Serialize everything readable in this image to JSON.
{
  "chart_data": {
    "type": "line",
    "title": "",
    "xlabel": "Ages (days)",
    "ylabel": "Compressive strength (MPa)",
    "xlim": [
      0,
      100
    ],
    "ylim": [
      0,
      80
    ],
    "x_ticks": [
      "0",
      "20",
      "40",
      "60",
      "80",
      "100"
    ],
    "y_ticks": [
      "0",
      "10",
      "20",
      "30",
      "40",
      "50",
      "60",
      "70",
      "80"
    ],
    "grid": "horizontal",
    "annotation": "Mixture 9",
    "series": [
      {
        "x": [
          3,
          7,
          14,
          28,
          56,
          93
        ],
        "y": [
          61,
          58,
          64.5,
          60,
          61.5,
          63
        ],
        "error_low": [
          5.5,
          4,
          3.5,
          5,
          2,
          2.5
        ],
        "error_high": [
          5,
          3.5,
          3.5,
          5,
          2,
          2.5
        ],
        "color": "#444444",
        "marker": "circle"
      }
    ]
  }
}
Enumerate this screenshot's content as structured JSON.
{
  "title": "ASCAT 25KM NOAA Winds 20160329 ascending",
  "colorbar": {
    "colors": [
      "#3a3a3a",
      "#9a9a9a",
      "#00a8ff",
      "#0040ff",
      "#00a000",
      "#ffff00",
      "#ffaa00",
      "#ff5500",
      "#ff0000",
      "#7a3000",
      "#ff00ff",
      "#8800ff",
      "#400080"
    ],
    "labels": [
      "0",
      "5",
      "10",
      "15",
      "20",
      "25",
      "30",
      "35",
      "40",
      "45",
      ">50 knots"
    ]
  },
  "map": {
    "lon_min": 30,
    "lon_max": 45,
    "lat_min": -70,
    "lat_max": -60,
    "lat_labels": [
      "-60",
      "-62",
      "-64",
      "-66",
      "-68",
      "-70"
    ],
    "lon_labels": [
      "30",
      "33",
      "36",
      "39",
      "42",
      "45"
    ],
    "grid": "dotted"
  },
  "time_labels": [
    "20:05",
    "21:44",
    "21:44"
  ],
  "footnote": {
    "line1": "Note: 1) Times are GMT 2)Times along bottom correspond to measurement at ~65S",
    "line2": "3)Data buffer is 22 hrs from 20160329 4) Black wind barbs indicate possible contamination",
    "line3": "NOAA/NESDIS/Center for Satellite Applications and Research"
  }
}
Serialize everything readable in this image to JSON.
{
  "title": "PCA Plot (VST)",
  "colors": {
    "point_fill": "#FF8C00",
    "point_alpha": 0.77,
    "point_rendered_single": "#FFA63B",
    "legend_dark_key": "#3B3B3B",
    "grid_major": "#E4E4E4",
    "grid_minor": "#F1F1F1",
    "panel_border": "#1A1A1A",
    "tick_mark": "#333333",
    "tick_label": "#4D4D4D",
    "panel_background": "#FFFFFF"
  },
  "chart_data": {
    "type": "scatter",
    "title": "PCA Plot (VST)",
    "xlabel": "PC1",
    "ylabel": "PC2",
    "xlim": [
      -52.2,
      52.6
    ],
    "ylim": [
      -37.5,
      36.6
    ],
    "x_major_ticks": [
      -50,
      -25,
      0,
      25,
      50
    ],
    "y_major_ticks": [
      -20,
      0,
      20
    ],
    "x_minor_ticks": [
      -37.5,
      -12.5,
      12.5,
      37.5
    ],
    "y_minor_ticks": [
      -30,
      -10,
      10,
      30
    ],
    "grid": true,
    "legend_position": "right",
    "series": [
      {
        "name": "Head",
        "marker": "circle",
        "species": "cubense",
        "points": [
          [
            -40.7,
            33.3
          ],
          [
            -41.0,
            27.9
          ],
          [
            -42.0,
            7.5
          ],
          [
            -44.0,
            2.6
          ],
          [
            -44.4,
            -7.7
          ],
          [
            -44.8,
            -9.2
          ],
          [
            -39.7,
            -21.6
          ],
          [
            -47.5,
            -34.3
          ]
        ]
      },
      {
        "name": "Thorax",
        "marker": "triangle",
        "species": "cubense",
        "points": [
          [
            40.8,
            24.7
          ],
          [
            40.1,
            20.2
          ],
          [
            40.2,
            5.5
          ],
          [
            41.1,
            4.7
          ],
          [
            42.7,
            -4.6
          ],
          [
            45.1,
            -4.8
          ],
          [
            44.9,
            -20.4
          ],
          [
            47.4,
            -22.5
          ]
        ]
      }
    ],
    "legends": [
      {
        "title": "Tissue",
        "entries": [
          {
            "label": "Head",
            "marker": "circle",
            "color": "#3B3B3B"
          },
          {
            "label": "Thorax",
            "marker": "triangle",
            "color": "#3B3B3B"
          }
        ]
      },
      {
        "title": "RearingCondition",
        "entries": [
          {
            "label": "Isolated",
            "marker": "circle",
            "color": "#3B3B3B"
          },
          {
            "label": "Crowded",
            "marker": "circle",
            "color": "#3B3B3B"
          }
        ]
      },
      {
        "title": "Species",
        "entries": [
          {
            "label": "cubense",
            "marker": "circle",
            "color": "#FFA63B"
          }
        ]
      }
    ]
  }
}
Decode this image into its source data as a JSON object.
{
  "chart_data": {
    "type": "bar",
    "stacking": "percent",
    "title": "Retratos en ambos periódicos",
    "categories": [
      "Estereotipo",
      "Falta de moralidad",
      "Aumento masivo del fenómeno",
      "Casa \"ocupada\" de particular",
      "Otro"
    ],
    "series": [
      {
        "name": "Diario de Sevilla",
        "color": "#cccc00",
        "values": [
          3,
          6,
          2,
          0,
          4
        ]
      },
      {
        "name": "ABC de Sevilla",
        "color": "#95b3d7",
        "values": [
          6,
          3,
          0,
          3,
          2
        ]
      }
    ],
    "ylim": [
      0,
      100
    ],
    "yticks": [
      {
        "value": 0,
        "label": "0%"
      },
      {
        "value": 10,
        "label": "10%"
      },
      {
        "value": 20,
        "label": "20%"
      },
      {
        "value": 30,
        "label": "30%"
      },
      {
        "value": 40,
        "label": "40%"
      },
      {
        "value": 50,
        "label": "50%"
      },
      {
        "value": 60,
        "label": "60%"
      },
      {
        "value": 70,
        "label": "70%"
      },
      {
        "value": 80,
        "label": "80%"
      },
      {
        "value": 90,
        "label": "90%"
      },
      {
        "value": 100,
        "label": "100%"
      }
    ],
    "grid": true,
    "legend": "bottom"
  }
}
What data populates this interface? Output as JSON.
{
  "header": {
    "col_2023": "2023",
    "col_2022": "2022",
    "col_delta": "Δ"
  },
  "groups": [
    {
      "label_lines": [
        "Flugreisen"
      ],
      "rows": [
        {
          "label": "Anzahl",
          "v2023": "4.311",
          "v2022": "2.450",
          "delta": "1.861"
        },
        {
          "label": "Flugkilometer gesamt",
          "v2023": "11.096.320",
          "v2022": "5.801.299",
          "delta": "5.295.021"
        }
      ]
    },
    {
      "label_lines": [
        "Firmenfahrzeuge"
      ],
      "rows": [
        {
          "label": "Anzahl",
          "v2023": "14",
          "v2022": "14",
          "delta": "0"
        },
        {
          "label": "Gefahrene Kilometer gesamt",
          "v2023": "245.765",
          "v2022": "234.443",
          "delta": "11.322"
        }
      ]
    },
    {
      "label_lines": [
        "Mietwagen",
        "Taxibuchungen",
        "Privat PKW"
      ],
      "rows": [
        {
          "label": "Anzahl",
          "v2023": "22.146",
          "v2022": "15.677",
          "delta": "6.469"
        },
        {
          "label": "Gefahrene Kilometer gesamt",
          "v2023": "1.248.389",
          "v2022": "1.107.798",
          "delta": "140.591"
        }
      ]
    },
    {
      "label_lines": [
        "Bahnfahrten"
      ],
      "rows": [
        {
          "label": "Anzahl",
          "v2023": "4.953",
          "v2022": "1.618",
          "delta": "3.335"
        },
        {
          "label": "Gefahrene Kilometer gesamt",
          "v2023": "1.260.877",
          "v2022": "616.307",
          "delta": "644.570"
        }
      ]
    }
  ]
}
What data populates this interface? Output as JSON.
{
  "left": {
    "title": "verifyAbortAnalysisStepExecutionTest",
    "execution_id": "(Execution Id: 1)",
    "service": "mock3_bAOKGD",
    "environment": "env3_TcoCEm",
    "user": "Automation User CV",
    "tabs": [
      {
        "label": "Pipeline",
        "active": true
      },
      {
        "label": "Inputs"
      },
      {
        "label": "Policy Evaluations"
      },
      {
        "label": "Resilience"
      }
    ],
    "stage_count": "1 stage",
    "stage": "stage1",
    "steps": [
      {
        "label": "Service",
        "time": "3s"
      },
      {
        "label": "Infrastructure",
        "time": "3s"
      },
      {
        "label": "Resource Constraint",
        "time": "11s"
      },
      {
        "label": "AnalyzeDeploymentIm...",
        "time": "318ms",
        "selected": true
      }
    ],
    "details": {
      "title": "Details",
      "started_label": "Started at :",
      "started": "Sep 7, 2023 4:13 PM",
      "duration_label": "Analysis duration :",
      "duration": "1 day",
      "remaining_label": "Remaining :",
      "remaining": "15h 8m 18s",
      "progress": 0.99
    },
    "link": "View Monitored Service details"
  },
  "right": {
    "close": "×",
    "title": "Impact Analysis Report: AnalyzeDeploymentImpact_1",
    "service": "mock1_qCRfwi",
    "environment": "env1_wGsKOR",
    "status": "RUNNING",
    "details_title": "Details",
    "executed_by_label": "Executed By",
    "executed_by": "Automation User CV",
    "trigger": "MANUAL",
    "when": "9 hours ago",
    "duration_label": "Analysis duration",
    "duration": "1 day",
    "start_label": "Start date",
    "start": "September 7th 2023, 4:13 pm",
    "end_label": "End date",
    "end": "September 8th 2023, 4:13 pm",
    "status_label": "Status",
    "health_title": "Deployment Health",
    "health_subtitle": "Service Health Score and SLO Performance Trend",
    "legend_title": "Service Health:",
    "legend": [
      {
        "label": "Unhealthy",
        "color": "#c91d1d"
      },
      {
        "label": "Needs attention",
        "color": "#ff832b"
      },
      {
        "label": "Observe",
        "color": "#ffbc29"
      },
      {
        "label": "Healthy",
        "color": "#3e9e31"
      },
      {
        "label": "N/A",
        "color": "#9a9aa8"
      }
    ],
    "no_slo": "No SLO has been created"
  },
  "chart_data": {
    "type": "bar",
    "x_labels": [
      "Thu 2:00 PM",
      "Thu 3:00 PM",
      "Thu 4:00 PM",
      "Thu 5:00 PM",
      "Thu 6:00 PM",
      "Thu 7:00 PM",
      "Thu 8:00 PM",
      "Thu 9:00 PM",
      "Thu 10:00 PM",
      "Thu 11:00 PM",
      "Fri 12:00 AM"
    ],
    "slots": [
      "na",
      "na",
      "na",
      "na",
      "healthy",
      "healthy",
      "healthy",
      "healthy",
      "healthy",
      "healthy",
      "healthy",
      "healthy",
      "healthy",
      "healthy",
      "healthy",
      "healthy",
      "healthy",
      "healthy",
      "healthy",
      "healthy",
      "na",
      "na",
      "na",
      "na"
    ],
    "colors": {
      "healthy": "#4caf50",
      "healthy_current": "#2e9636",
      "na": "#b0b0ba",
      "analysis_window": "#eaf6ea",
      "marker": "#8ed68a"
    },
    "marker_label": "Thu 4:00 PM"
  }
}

▶ Instructions to follow: Pull out every line in the data above that has the word "Automation".

▶ Exercise solution:
    "user": "Automation User CV",
    "executed_by": "Automation User CV",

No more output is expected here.